**Job 1**
In the race recap below, reproduce word for word the passage from "Our race Sunday" up to and including "last fifteen months.".

* BEGIN Source document *

Monday, November 8, 2010


Our race Sunday was so much fun. The experience itself was one of the most memorable of my life. The huge, exuberant New Zealand crowd was roaring so loudly as the race before ours, the men’s double, came into the last 500 meters that it was loud at the starting line, nearly a mile away. We locked into our blocks, waited for the light, and then surged out of the start.

Being a part of an eight is an awesome experience in every race, especially ones where you lock into a rhythm and commitment together. We executed our race plan as we came down the course, and despite the few wobbles and dips that came with bumpy water and a focus on bending the oar with everything we had, it did what we’d hoped it would. We finished with open water on the field and the gold medal we’ve been working towards for the last fifteen months.

Waiting for the awards ceremony, I found myself in tears—it hadn’t hit home that we’d won, that all of my work over the last five years and especially my training since joining the squad in Princeton last October had resulted in earning a seat in the boat I’ve dreamed of rowing in for even longer than that, and that as part of that boat, we’d achieved the goal we’d all set for ourselves. It was a powerful and emotional realization, and I was so happy to be able to share my joy with the women with whom I’d achieved these things.

There is so much further to go, and so much more work to do, before my next intermediate goal—the 2011 World Rowing Championships in Bled, Slovenia—and my big goal, the London 2012 Olympics, but this moment is so special and I’m celebrating and sharing it with my boatmates and teammates. I’ll be traveling around the North Island in New Zealand for the next week with my friends Stesha Carle (W2x) and Susan Francia (W2-), getting to explore a bit more of this amazing country than what we’ve been able to see around the hotel, course, and on the bus rides between the two! I can’t wait for our adventures, and then to return stateside and be able to share this experience with my family, friends, and teammates.

* END Source document *
* BEGIN Material for the task *

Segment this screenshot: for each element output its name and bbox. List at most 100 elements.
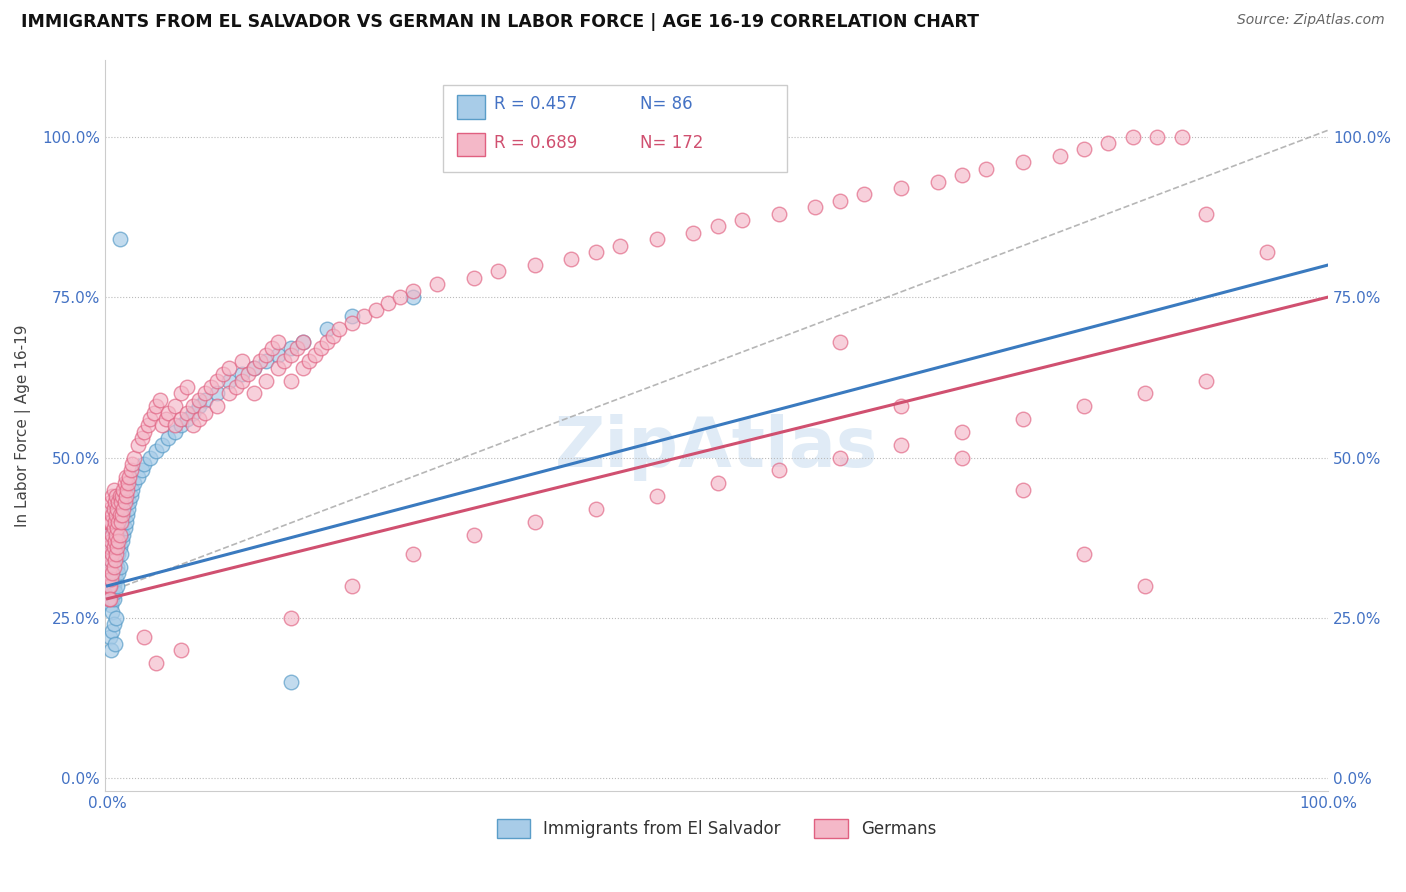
Point	[97, 579, 120, 593]
Point	[101, 489, 124, 503]
Point	[101, 591, 124, 606]
Text: R = 0.689: R = 0.689	[494, 134, 576, 152]
Point	[950, 168, 973, 182]
Point	[104, 637, 127, 651]
Point	[108, 521, 131, 535]
Point	[364, 302, 387, 317]
Point	[105, 521, 128, 535]
Point	[103, 501, 125, 516]
Point	[132, 457, 155, 471]
Point	[927, 175, 949, 189]
Point	[377, 296, 399, 310]
Point	[463, 270, 485, 285]
Point	[236, 367, 259, 381]
Point	[200, 380, 222, 394]
Point	[105, 501, 128, 516]
Point	[1073, 547, 1095, 561]
Point	[98, 559, 121, 574]
Point	[110, 547, 132, 561]
Point	[103, 579, 125, 593]
Point	[176, 380, 198, 394]
Point	[101, 579, 124, 593]
Point	[280, 342, 302, 356]
Point	[103, 483, 125, 497]
Point	[1146, 129, 1168, 144]
Point	[104, 547, 127, 561]
Point	[118, 470, 141, 484]
Point	[115, 483, 138, 497]
Text: N= 172: N= 172	[640, 134, 703, 152]
Point	[115, 508, 138, 523]
Point	[340, 310, 363, 324]
Point	[401, 284, 423, 298]
Point	[112, 501, 135, 516]
Point	[101, 566, 124, 580]
Point	[340, 316, 363, 330]
Point	[136, 418, 159, 433]
Point	[101, 527, 124, 541]
Point	[426, 277, 449, 292]
Point	[100, 553, 122, 567]
Point	[97, 515, 120, 529]
Point	[309, 342, 332, 356]
Point	[114, 489, 136, 503]
Point	[107, 547, 129, 561]
Point	[104, 566, 127, 580]
Point	[98, 559, 121, 574]
Point	[108, 527, 131, 541]
Point	[104, 489, 127, 503]
Point	[132, 630, 155, 644]
Point	[98, 591, 121, 606]
Point	[104, 547, 127, 561]
Point	[585, 501, 607, 516]
Point	[463, 527, 485, 541]
Point	[267, 348, 290, 362]
Point	[101, 547, 124, 561]
Point	[145, 656, 167, 670]
Point	[316, 334, 339, 349]
Point	[100, 527, 122, 541]
Point	[110, 527, 132, 541]
Text: IMMIGRANTS FROM EL SALVADOR VS GERMAN IN LABOR FORCE | AGE 16-19 CORRELATION CHA: IMMIGRANTS FROM EL SALVADOR VS GERMAN IN…	[21, 13, 979, 31]
Point	[97, 566, 120, 580]
Point	[110, 495, 132, 509]
Y-axis label: In Labor Force | Age 16-19: In Labor Force | Age 16-19	[15, 324, 31, 526]
Point	[104, 515, 127, 529]
Point	[707, 219, 730, 234]
Point	[150, 418, 173, 433]
Point	[169, 643, 191, 657]
Point	[100, 515, 122, 529]
Point	[122, 450, 145, 465]
Point	[155, 412, 177, 426]
Point	[101, 605, 124, 619]
Point	[103, 501, 125, 516]
Point	[98, 630, 121, 644]
Point	[107, 566, 129, 580]
Point	[100, 553, 122, 567]
Point	[104, 508, 127, 523]
Point	[254, 348, 277, 362]
Point	[117, 501, 139, 516]
Point	[267, 360, 290, 375]
Point	[890, 399, 912, 413]
Point	[131, 463, 153, 477]
Point	[176, 412, 198, 426]
Point	[890, 181, 912, 195]
Point	[114, 470, 136, 484]
Point	[98, 566, 121, 580]
Point	[218, 374, 240, 388]
Point	[163, 399, 186, 413]
Point	[291, 334, 314, 349]
Point	[316, 322, 339, 336]
Point	[157, 406, 180, 420]
Point	[194, 406, 217, 420]
Point	[121, 457, 143, 471]
Point	[249, 354, 271, 368]
Point	[104, 553, 127, 567]
Point	[181, 418, 204, 433]
Point	[976, 161, 998, 176]
Point	[280, 348, 302, 362]
Point	[188, 399, 211, 413]
Point	[104, 527, 127, 541]
Point	[389, 290, 412, 304]
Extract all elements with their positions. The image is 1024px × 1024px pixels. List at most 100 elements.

* END Material for the task *

**Job 2**
Quote exactly the lines of the source records from the line with "579, 120, 593]" up to and including the line with "342, 302, 356]".

**Final result 1**
Our race Sunday was so much fun. The experience itself was one of the most memorable of my life. The huge, exuberant New Zealand crowd was roaring so loudly as the race before ours, the men’s double, came into the last 500 meters that it was loud at the starting line, nearly a mile away. We locked into our blocks, waited for the light, and then surged out of the start.

Being a part of an eight is an awesome experience in every race, especially ones where you lock into a rhythm and commitment together. We executed our race plan as we came down the course, and despite the few wobbles and dips that came with bumpy water and a focus on bending the oar with everything we had, it did what we’d hoped it would. We finished with open water on the field and the gold medal we’ve been working towards for the last fifteen months.

**Final result 2**
Point	[97, 579, 120, 593]
Point	[101, 489, 124, 503]
Point	[101, 591, 124, 606]
Text: R = 0.689: R = 0.689	[494, 134, 576, 152]
Point	[950, 168, 973, 182]
Point	[104, 637, 127, 651]
Point	[108, 521, 131, 535]
Point	[364, 302, 387, 317]
Point	[105, 521, 128, 535]
Point	[103, 501, 125, 516]
Point	[132, 457, 155, 471]
Point	[927, 175, 949, 189]
Point	[377, 296, 399, 310]
Point	[463, 270, 485, 285]
Point	[236, 367, 259, 381]
Point	[200, 380, 222, 394]
Point	[105, 501, 128, 516]
Point	[1073, 547, 1095, 561]
Point	[98, 559, 121, 574]
Point	[110, 547, 132, 561]
Point	[103, 579, 125, 593]
Point	[176, 380, 198, 394]
Point	[101, 579, 124, 593]
Point	[280, 342, 302, 356]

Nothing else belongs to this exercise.